-- TO DO --
Which lines in the material below contain the word "sigma"? Copy each of them.

-- INFORMATION PROVIDED --
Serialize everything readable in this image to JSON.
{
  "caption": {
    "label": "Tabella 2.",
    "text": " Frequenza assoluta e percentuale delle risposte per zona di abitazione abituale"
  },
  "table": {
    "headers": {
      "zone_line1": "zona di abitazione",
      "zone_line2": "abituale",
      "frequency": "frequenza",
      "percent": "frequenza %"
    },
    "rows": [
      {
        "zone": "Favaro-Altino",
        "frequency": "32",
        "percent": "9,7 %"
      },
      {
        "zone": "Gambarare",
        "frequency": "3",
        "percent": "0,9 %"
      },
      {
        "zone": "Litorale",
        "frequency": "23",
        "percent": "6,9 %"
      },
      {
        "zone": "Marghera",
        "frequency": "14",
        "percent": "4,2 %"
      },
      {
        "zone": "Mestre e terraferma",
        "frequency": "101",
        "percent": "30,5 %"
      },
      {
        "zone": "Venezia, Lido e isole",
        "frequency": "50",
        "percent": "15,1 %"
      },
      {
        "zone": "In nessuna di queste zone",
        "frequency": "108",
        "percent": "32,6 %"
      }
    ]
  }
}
--
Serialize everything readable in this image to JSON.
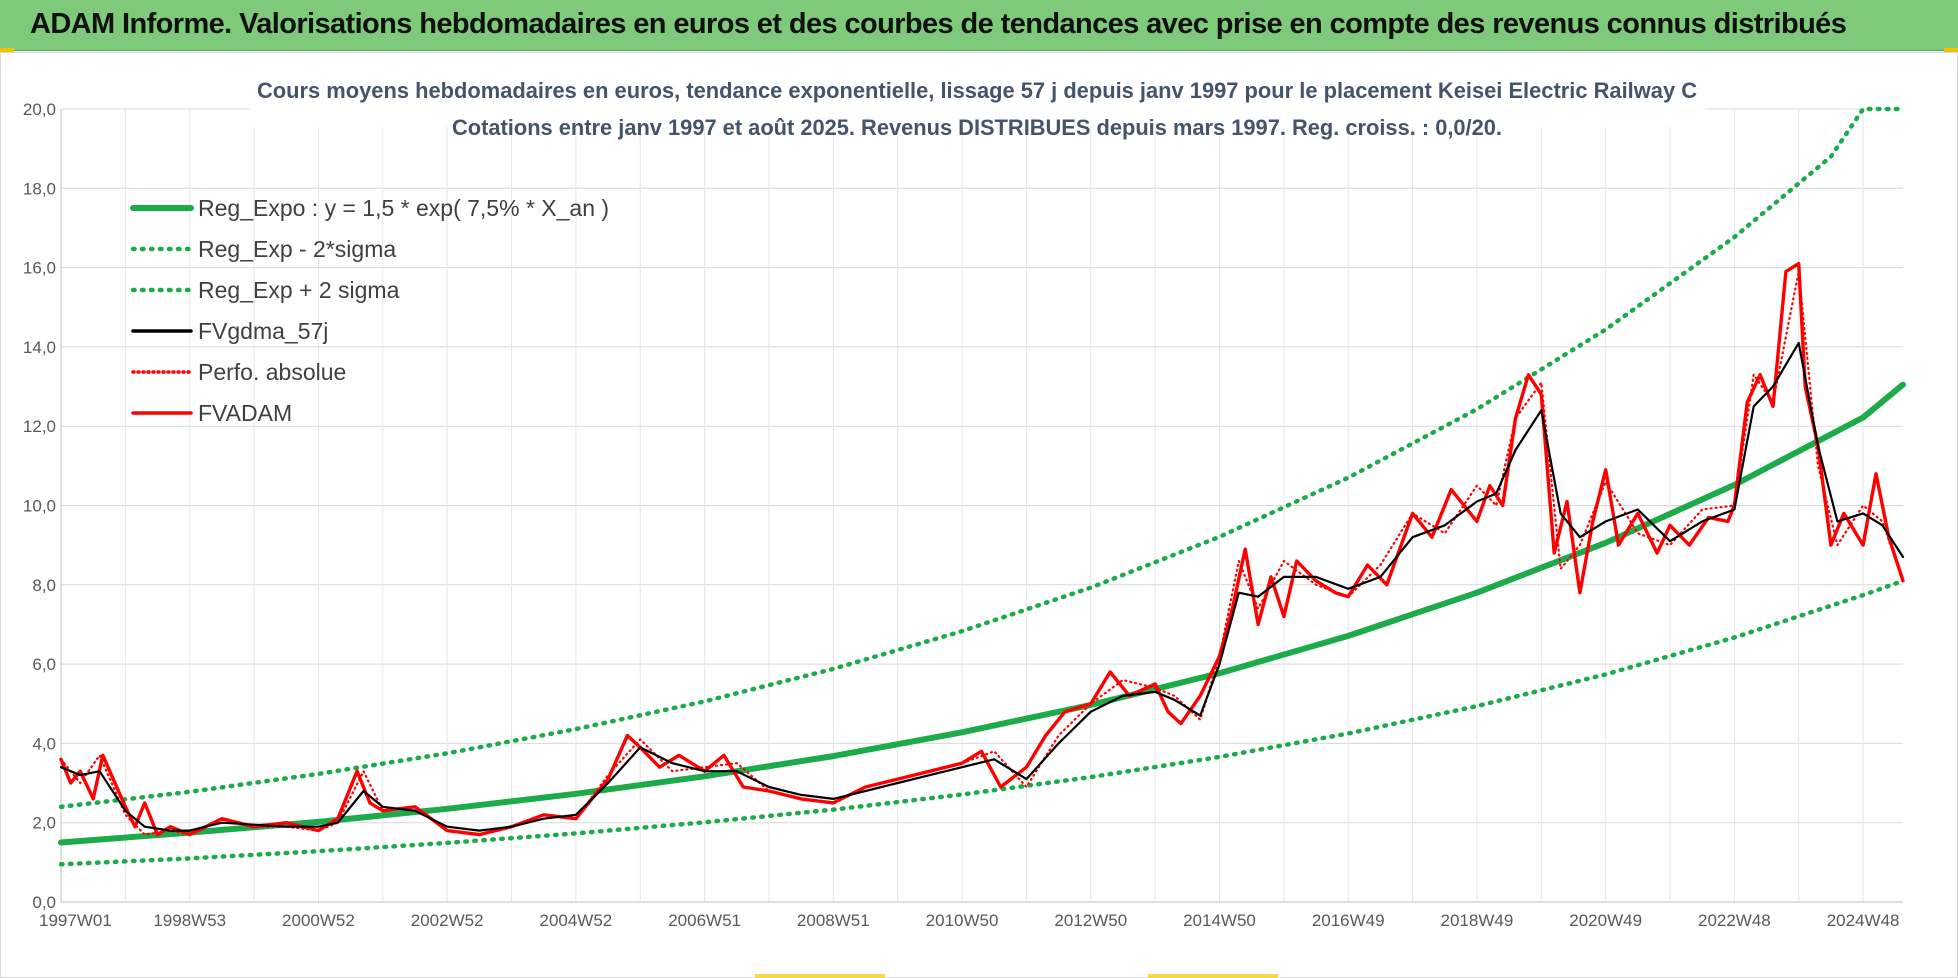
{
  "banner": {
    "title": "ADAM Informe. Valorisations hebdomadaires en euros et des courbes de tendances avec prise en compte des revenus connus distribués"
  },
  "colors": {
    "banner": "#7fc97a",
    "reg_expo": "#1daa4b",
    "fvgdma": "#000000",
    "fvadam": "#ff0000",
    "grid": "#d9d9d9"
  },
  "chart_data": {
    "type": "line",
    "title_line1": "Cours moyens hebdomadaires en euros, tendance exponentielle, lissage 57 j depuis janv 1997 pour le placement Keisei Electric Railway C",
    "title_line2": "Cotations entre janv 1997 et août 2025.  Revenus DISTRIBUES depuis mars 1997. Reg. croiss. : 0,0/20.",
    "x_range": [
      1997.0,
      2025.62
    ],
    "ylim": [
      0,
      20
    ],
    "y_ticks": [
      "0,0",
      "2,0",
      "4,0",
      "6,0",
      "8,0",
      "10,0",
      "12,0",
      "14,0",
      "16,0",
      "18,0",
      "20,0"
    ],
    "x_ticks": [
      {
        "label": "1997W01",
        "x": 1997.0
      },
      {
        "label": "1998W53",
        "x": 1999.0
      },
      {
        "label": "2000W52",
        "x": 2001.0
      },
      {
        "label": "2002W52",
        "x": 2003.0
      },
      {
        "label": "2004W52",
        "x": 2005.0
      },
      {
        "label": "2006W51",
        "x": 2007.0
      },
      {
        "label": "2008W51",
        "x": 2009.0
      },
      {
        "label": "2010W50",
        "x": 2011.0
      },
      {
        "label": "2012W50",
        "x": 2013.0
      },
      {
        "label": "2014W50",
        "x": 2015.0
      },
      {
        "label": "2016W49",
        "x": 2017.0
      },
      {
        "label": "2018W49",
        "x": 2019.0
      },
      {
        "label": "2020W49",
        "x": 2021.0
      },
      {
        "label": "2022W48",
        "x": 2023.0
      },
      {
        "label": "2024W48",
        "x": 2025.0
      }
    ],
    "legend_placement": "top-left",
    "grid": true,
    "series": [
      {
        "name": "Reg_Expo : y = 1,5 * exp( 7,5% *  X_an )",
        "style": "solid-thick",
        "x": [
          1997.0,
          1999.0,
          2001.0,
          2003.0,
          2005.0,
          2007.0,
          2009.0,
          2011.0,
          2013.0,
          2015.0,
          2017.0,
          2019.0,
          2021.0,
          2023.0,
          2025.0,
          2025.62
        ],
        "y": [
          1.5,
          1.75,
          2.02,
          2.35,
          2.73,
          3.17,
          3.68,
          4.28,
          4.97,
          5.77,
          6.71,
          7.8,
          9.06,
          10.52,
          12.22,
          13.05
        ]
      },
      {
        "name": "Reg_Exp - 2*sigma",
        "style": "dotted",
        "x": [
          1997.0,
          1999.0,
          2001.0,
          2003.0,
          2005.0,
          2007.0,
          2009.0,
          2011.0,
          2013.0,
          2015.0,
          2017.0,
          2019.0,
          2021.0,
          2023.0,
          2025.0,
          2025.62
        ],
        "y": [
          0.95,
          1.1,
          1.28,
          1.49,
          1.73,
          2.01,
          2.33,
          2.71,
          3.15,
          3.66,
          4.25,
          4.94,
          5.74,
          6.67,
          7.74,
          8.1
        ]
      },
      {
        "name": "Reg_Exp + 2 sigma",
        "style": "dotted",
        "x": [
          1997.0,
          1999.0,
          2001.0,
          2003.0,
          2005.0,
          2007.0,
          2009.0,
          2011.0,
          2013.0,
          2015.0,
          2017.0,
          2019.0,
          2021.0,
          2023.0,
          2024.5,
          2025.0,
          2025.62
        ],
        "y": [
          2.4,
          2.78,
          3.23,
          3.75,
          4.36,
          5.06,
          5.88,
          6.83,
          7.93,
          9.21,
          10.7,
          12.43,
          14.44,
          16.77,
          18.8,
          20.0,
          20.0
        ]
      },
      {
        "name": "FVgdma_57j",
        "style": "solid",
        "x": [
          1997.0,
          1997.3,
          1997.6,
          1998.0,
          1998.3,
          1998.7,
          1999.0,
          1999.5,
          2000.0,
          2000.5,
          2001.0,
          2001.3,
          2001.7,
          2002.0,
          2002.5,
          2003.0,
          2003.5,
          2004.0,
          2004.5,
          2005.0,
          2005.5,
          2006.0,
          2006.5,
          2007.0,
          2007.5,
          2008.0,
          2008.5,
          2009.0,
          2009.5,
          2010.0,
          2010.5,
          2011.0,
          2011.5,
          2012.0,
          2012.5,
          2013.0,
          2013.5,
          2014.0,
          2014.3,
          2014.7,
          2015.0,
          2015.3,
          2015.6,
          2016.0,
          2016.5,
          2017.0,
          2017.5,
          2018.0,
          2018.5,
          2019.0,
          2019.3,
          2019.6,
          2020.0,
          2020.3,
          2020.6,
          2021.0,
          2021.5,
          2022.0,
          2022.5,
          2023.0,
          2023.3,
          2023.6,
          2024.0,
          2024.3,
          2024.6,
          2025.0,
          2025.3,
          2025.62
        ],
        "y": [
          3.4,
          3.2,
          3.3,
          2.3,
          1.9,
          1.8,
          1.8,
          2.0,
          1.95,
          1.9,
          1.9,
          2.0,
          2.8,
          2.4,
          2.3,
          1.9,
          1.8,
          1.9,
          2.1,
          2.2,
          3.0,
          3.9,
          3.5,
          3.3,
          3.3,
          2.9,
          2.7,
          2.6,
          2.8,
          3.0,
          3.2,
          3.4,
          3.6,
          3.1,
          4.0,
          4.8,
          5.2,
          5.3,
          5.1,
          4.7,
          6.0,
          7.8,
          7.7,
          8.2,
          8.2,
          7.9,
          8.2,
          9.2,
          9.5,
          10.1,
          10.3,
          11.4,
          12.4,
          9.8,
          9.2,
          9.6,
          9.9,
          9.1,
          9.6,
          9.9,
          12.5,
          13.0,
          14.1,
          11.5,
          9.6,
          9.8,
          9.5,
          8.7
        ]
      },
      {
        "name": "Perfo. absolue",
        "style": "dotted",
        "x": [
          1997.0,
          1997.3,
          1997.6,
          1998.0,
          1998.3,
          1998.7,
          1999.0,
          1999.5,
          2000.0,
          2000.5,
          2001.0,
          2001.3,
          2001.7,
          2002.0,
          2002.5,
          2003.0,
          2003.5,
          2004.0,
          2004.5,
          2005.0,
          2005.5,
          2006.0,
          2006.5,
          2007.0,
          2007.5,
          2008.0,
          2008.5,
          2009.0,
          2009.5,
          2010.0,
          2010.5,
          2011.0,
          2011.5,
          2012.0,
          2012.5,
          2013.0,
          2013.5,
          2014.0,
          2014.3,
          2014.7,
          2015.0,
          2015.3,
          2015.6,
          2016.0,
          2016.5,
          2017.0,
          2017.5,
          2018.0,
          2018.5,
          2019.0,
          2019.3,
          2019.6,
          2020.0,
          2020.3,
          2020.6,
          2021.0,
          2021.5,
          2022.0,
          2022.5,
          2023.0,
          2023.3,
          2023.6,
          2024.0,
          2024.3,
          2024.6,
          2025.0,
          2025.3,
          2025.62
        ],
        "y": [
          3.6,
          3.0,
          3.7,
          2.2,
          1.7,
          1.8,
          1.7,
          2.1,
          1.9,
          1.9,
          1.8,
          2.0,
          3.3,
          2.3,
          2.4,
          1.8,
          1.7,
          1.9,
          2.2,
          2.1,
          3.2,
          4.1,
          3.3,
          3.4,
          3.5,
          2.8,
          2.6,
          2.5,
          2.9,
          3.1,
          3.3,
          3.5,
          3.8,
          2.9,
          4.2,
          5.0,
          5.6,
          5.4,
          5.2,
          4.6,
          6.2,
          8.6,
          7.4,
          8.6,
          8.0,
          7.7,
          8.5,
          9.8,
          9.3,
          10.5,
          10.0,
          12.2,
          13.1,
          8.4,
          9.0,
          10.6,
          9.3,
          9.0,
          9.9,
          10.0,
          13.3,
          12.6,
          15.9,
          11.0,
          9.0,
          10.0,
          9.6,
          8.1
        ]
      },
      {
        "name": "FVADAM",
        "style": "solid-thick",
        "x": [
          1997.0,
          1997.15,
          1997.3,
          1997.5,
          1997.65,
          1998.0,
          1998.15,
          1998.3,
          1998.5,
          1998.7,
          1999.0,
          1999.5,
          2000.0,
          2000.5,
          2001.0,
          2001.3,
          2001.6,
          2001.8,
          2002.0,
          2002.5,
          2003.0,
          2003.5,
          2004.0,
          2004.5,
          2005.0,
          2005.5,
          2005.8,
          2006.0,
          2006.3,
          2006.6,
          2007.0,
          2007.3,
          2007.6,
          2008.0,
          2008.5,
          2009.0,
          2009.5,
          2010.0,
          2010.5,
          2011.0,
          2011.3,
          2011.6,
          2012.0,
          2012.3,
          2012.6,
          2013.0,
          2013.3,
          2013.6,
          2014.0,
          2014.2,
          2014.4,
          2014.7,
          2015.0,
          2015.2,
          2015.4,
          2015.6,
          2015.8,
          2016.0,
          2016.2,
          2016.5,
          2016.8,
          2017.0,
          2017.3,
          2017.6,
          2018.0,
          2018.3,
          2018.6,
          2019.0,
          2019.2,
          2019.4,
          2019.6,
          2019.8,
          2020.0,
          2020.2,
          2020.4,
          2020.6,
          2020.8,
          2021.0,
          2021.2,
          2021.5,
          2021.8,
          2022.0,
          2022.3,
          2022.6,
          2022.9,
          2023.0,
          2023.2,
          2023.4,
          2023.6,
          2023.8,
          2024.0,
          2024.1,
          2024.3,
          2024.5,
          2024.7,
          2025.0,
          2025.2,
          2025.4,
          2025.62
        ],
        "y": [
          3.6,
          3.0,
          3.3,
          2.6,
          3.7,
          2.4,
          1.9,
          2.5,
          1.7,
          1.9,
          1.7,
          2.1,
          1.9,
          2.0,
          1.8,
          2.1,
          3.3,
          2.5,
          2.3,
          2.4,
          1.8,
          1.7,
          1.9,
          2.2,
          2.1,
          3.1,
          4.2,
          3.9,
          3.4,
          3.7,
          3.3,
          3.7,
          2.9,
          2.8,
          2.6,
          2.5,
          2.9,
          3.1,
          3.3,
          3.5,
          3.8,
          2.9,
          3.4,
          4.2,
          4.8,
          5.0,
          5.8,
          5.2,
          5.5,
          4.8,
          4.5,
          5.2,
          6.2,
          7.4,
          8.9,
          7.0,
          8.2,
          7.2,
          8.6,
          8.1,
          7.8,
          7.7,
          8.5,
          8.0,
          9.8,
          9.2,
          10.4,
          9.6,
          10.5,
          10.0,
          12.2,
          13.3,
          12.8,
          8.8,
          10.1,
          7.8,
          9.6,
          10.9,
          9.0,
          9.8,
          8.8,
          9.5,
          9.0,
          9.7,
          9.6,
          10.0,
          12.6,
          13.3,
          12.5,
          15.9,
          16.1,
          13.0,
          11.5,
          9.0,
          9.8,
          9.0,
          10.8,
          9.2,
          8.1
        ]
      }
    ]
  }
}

-- SOLUTION TO THIS EXERCISE --
        "name": "Reg_Exp - 2*sigma",
        "name": "Reg_Exp + 2 sigma",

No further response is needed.